▸ TASK
Would you set down every entry shown below, precisely as written?
--- START PROVIDED DATA ---
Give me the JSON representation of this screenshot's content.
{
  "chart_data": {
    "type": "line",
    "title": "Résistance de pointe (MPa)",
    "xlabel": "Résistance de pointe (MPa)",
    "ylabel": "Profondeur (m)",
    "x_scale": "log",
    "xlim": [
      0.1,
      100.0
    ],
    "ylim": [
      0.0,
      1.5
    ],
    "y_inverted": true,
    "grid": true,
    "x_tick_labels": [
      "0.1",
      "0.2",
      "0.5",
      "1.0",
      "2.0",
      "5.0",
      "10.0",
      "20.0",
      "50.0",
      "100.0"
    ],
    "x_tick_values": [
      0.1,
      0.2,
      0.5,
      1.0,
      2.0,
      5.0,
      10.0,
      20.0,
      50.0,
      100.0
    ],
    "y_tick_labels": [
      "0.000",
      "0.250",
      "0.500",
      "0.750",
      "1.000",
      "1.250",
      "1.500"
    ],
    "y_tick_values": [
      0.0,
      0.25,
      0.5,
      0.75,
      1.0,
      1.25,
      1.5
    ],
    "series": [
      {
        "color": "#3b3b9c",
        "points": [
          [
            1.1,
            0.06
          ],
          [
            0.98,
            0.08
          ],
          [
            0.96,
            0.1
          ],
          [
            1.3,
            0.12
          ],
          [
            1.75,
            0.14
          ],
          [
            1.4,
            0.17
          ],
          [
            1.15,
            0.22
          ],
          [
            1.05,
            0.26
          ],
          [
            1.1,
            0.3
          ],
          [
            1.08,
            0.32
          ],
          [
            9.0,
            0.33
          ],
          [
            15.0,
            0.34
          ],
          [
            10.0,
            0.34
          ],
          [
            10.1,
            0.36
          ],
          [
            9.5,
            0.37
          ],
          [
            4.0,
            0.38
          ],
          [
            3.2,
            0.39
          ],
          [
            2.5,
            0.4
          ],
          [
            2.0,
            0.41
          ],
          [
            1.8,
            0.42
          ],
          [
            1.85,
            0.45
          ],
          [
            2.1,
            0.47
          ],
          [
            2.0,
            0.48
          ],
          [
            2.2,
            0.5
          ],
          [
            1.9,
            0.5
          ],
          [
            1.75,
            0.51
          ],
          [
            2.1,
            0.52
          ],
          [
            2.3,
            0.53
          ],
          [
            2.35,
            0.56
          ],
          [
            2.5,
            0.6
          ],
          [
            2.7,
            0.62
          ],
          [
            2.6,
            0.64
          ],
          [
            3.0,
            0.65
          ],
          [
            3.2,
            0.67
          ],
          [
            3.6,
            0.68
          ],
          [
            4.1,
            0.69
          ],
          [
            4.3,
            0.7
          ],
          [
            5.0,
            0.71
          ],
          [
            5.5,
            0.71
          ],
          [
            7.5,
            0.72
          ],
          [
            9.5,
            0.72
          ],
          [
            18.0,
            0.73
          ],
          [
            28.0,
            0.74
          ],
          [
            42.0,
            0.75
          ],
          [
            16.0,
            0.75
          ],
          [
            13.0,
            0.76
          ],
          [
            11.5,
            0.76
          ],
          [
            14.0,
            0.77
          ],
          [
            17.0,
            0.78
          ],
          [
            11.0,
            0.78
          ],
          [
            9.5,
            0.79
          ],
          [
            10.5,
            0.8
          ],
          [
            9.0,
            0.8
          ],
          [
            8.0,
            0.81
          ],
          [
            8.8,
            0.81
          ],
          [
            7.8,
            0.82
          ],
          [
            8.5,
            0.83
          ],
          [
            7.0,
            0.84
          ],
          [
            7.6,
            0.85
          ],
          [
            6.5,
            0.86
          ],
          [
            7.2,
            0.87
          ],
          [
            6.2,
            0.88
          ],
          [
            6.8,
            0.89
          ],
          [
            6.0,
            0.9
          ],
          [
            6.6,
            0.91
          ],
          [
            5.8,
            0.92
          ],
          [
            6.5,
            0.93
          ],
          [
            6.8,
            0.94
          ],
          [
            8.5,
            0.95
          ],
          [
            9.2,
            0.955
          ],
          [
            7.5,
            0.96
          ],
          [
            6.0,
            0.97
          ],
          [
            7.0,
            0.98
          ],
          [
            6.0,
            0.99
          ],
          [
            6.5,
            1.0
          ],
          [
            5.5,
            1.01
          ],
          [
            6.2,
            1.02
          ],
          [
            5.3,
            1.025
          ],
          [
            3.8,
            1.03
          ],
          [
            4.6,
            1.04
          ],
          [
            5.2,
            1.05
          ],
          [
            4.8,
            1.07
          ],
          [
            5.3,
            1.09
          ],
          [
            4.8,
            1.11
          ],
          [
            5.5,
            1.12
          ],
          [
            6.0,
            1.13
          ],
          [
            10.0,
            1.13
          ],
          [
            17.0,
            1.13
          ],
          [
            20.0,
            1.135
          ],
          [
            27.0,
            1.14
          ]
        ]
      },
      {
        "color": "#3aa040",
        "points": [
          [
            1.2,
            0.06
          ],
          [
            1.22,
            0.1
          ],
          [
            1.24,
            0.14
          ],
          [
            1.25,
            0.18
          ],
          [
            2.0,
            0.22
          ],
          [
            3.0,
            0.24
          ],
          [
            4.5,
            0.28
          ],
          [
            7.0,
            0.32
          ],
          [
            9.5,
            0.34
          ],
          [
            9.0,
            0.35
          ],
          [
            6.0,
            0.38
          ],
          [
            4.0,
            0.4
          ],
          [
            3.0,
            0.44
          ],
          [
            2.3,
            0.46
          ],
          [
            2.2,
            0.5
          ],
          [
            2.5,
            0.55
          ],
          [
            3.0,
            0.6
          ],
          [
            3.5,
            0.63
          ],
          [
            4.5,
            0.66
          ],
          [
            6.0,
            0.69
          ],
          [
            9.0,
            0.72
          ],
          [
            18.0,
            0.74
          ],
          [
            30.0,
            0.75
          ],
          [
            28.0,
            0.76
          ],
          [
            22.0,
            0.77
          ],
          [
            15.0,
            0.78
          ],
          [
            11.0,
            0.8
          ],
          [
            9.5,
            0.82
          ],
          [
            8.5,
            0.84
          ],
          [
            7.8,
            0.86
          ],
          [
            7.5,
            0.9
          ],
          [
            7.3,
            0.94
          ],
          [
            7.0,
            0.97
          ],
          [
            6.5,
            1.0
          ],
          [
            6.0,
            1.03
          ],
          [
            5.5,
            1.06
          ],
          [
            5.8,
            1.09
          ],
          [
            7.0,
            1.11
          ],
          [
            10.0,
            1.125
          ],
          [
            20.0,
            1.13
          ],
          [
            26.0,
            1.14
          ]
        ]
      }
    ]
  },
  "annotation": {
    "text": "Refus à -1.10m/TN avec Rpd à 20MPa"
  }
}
--- END PROVIDED DATA ---
▸ TASK ANSWER
Give me the JSON representation of this screenshot's content.
{
  "chart_data": {
    "type": "line",
    "title": "Résistance de pointe (MPa)",
    "xlabel": "Résistance de pointe (MPa)",
    "ylabel": "Profondeur (m)",
    "x_scale": "log",
    "xlim": [
      0.1,
      100.0
    ],
    "ylim": [
      0.0,
      1.5
    ],
    "y_inverted": true,
    "grid": true,
    "x_tick_labels": [
      "0.1",
      "0.2",
      "0.5",
      "1.0",
      "2.0",
      "5.0",
      "10.0",
      "20.0",
      "50.0",
      "100.0"
    ],
    "x_tick_values": [
      0.1,
      0.2,
      0.5,
      1.0,
      2.0,
      5.0,
      10.0,
      20.0,
      50.0,
      100.0
    ],
    "y_tick_labels": [
      "0.000",
      "0.250",
      "0.500",
      "0.750",
      "1.000",
      "1.250",
      "1.500"
    ],
    "y_tick_values": [
      0.0,
      0.25,
      0.5,
      0.75,
      1.0,
      1.25,
      1.5
    ],
    "series": [
      {
        "color": "#3b3b9c",
        "points": [
          [
            1.1,
            0.06
          ],
          [
            0.98,
            0.08
          ],
          [
            0.96,
            0.1
          ],
          [
            1.3,
            0.12
          ],
          [
            1.75,
            0.14
          ],
          [
            1.4,
            0.17
          ],
          [
            1.15,
            0.22
          ],
          [
            1.05,
            0.26
          ],
          [
            1.1,
            0.3
          ],
          [
            1.08,
            0.32
          ],
          [
            9.0,
            0.33
          ],
          [
            15.0,
            0.34
          ],
          [
            10.0,
            0.34
          ],
          [
            10.1,
            0.36
          ],
          [
            9.5,
            0.37
          ],
          [
            4.0,
            0.38
          ],
          [
            3.2,
            0.39
          ],
          [
            2.5,
            0.4
          ],
          [
            2.0,
            0.41
          ],
          [
            1.8,
            0.42
          ],
          [
            1.85,
            0.45
          ],
          [
            2.1,
            0.47
          ],
          [
            2.0,
            0.48
          ],
          [
            2.2,
            0.5
          ],
          [
            1.9,
            0.5
          ],
          [
            1.75,
            0.51
          ],
          [
            2.1,
            0.52
          ],
          [
            2.3,
            0.53
          ],
          [
            2.35,
            0.56
          ],
          [
            2.5,
            0.6
          ],
          [
            2.7,
            0.62
          ],
          [
            2.6,
            0.64
          ],
          [
            3.0,
            0.65
          ],
          [
            3.2,
            0.67
          ],
          [
            3.6,
            0.68
          ],
          [
            4.1,
            0.69
          ],
          [
            4.3,
            0.7
          ],
          [
            5.0,
            0.71
          ],
          [
            5.5,
            0.71
          ],
          [
            7.5,
            0.72
          ],
          [
            9.5,
            0.72
          ],
          [
            18.0,
            0.73
          ],
          [
            28.0,
            0.74
          ],
          [
            42.0,
            0.75
          ],
          [
            16.0,
            0.75
          ],
          [
            13.0,
            0.76
          ],
          [
            11.5,
            0.76
          ],
          [
            14.0,
            0.77
          ],
          [
            17.0,
            0.78
          ],
          [
            11.0,
            0.78
          ],
          [
            9.5,
            0.79
          ],
          [
            10.5,
            0.8
          ],
          [
            9.0,
            0.8
          ],
          [
            8.0,
            0.81
          ],
          [
            8.8,
            0.81
          ],
          [
            7.8,
            0.82
          ],
          [
            8.5,
            0.83
          ],
          [
            7.0,
            0.84
          ],
          [
            7.6,
            0.85
          ],
          [
            6.5,
            0.86
          ],
          [
            7.2,
            0.87
          ],
          [
            6.2,
            0.88
          ],
          [
            6.8,
            0.89
          ],
          [
            6.0,
            0.9
          ],
          [
            6.6,
            0.91
          ],
          [
            5.8,
            0.92
          ],
          [
            6.5,
            0.93
          ],
          [
            6.8,
            0.94
          ],
          [
            8.5,
            0.95
          ],
          [
            9.2,
            0.955
          ],
          [
            7.5,
            0.96
          ],
          [
            6.0,
            0.97
          ],
          [
            7.0,
            0.98
          ],
          [
            6.0,
            0.99
          ],
          [
            6.5,
            1.0
          ],
          [
            5.5,
            1.01
          ],
          [
            6.2,
            1.02
          ],
          [
            5.3,
            1.025
          ],
          [
            3.8,
            1.03
          ],
          [
            4.6,
            1.04
          ],
          [
            5.2,
            1.05
          ],
          [
            4.8,
            1.07
          ],
          [
            5.3,
            1.09
          ],
          [
            4.8,
            1.11
          ],
          [
            5.5,
            1.12
          ],
          [
            6.0,
            1.13
          ],
          [
            10.0,
            1.13
          ],
          [
            17.0,
            1.13
          ],
          [
            20.0,
            1.135
          ],
          [
            27.0,
            1.14
          ]
        ]
      },
      {
        "color": "#3aa040",
        "points": [
          [
            1.2,
            0.06
          ],
          [
            1.22,
            0.1
          ],
          [
            1.24,
            0.14
          ],
          [
            1.25,
            0.18
          ],
          [
            2.0,
            0.22
          ],
          [
            3.0,
            0.24
          ],
          [
            4.5,
            0.28
          ],
          [
            7.0,
            0.32
          ],
          [
            9.5,
            0.34
          ],
          [
            9.0,
            0.35
          ],
          [
            6.0,
            0.38
          ],
          [
            4.0,
            0.4
          ],
          [
            3.0,
            0.44
          ],
          [
            2.3,
            0.46
          ],
          [
            2.2,
            0.5
          ],
          [
            2.5,
            0.55
          ],
          [
            3.0,
            0.6
          ],
          [
            3.5,
            0.63
          ],
          [
            4.5,
            0.66
          ],
          [
            6.0,
            0.69
          ],
          [
            9.0,
            0.72
          ],
          [
            18.0,
            0.74
          ],
          [
            30.0,
            0.75
          ],
          [
            28.0,
            0.76
          ],
          [
            22.0,
            0.77
          ],
          [
            15.0,
            0.78
          ],
          [
            11.0,
            0.8
          ],
          [
            9.5,
            0.82
          ],
          [
            8.5,
            0.84
          ],
          [
            7.8,
            0.86
          ],
          [
            7.5,
            0.9
          ],
          [
            7.3,
            0.94
          ],
          [
            7.0,
            0.97
          ],
          [
            6.5,
            1.0
          ],
          [
            6.0,
            1.03
          ],
          [
            5.5,
            1.06
          ],
          [
            5.8,
            1.09
          ],
          [
            7.0,
            1.11
          ],
          [
            10.0,
            1.125
          ],
          [
            20.0,
            1.13
          ],
          [
            26.0,
            1.14
          ]
        ]
      }
    ]
  },
  "annotation": {
    "text": "Refus à -1.10m/TN avec Rpd à 20MPa"
  }
}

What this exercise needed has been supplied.